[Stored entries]
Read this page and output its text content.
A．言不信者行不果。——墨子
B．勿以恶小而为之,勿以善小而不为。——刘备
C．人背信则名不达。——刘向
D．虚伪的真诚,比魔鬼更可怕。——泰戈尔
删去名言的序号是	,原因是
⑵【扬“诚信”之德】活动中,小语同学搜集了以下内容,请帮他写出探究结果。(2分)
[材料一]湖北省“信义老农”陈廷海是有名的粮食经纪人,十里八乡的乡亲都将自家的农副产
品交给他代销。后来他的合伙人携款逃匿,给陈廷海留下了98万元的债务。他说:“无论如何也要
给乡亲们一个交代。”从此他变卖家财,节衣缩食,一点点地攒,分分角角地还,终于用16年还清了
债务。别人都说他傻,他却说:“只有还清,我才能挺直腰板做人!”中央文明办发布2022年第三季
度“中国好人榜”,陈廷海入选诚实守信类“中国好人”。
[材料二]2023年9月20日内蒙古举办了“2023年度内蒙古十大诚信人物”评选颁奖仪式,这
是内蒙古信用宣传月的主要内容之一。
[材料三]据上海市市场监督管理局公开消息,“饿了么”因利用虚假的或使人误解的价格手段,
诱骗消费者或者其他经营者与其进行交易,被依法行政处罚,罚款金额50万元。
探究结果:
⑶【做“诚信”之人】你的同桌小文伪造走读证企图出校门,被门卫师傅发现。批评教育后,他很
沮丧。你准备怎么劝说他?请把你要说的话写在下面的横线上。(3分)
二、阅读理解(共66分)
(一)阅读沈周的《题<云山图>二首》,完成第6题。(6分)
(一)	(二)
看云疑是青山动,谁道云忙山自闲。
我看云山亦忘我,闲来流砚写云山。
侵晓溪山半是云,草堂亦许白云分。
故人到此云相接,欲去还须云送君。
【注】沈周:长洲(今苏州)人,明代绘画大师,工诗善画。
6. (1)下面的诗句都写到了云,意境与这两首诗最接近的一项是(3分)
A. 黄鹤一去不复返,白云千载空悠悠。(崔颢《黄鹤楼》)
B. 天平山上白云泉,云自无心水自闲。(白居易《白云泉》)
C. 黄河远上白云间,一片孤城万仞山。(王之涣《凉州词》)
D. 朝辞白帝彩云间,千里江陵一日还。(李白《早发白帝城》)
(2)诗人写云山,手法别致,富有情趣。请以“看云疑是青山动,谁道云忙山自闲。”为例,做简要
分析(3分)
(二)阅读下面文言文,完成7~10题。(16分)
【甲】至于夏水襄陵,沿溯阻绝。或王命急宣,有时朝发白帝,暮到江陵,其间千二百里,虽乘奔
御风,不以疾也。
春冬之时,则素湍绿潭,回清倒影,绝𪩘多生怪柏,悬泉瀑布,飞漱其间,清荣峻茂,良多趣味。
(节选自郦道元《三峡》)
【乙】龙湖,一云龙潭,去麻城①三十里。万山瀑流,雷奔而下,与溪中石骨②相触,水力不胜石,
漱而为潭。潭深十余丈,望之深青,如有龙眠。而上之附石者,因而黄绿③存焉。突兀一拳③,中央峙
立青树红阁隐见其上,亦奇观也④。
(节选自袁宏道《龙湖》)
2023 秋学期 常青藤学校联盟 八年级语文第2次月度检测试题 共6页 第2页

[Goal of the exercise]: Write an exact transcription of every entry above.

[Problem solution]:
Read this page and output its text content.
A．言不信者行不果。——墨子
B．勿以恶小而为之,勿以善小而不为。——刘备
C．人背信则名不达。——刘向
D．虚伪的真诚,比魔鬼更可怕。——泰戈尔
删去名言的序号是	,原因是
⑵【扬“诚信”之德】活动中,小语同学搜集了以下内容,请帮他写出探究结果。(2分)
[材料一]湖北省“信义老农”陈廷海是有名的粮食经纪人,十里八乡的乡亲都将自家的农副产
品交给他代销。后来他的合伙人携款逃匿,给陈廷海留下了98万元的债务。他说:“无论如何也要
给乡亲们一个交代。”从此他变卖家财,节衣缩食,一点点地攒,分分角角地还,终于用16年还清了
债务。别人都说他傻,他却说:“只有还清,我才能挺直腰板做人!”中央文明办发布2022年第三季
度“中国好人榜”,陈廷海入选诚实守信类“中国好人”。
[材料二]2023年9月20日内蒙古举办了“2023年度内蒙古十大诚信人物”评选颁奖仪式,这
是内蒙古信用宣传月的主要内容之一。
[材料三]据上海市市场监督管理局公开消息,“饿了么”因利用虚假的或使人误解的价格手段,
诱骗消费者或者其他经营者与其进行交易,被依法行政处罚,罚款金额50万元。
探究结果:
⑶【做“诚信”之人】你的同桌小文伪造走读证企图出校门,被门卫师傅发现。批评教育后,他很
沮丧。你准备怎么劝说他?请把你要说的话写在下面的横线上。(3分)
二、阅读理解(共66分)
(一)阅读沈周的《题<云山图>二首》,完成第6题。(6分)
(一)	(二)
看云疑是青山动,谁道云忙山自闲。
我看云山亦忘我,闲来流砚写云山。
侵晓溪山半是云,草堂亦许白云分。
故人到此云相接,欲去还须云送君。
【注】沈周:长洲(今苏州)人,明代绘画大师,工诗善画。
6. (1)下面的诗句都写到了云,意境与这两首诗最接近的一项是(3分)
A. 黄鹤一去不复返,白云千载空悠悠。(崔颢《黄鹤楼》)
B. 天平山上白云泉,云自无心水自闲。(白居易《白云泉》)
C. 黄河远上白云间,一片孤城万仞山。(王之涣《凉州词》)
D. 朝辞白帝彩云间,千里江陵一日还。(李白《早发白帝城》)
(2)诗人写云山,手法别致,富有情趣。请以“看云疑是青山动,谁道云忙山自闲。”为例,做简要
分析(3分)
(二)阅读下面文言文,完成7~10题。(16分)
【甲】至于夏水襄陵,沿溯阻绝。或王命急宣,有时朝发白帝,暮到江陵,其间千二百里,虽乘奔
御风,不以疾也。
春冬之时,则素湍绿潭,回清倒影,绝𪩘多生怪柏,悬泉瀑布,飞漱其间,清荣峻茂,良多趣味。
(节选自郦道元《三峡》)
【乙】龙湖,一云龙潭,去麻城①三十里。万山瀑流,雷奔而下,与溪中石骨②相触,水力不胜石,
漱而为潭。潭深十余丈,望之深青,如有龙眠。而上之附石者,因而黄绿③存焉。突兀一拳③,中央峙
立青树红阁隐见其上,亦奇观也④。
(节选自袁宏道《龙湖》)
2023 秋学期 常青藤学校联盟 八年级语文第2次月度检测试题 共6页 第2页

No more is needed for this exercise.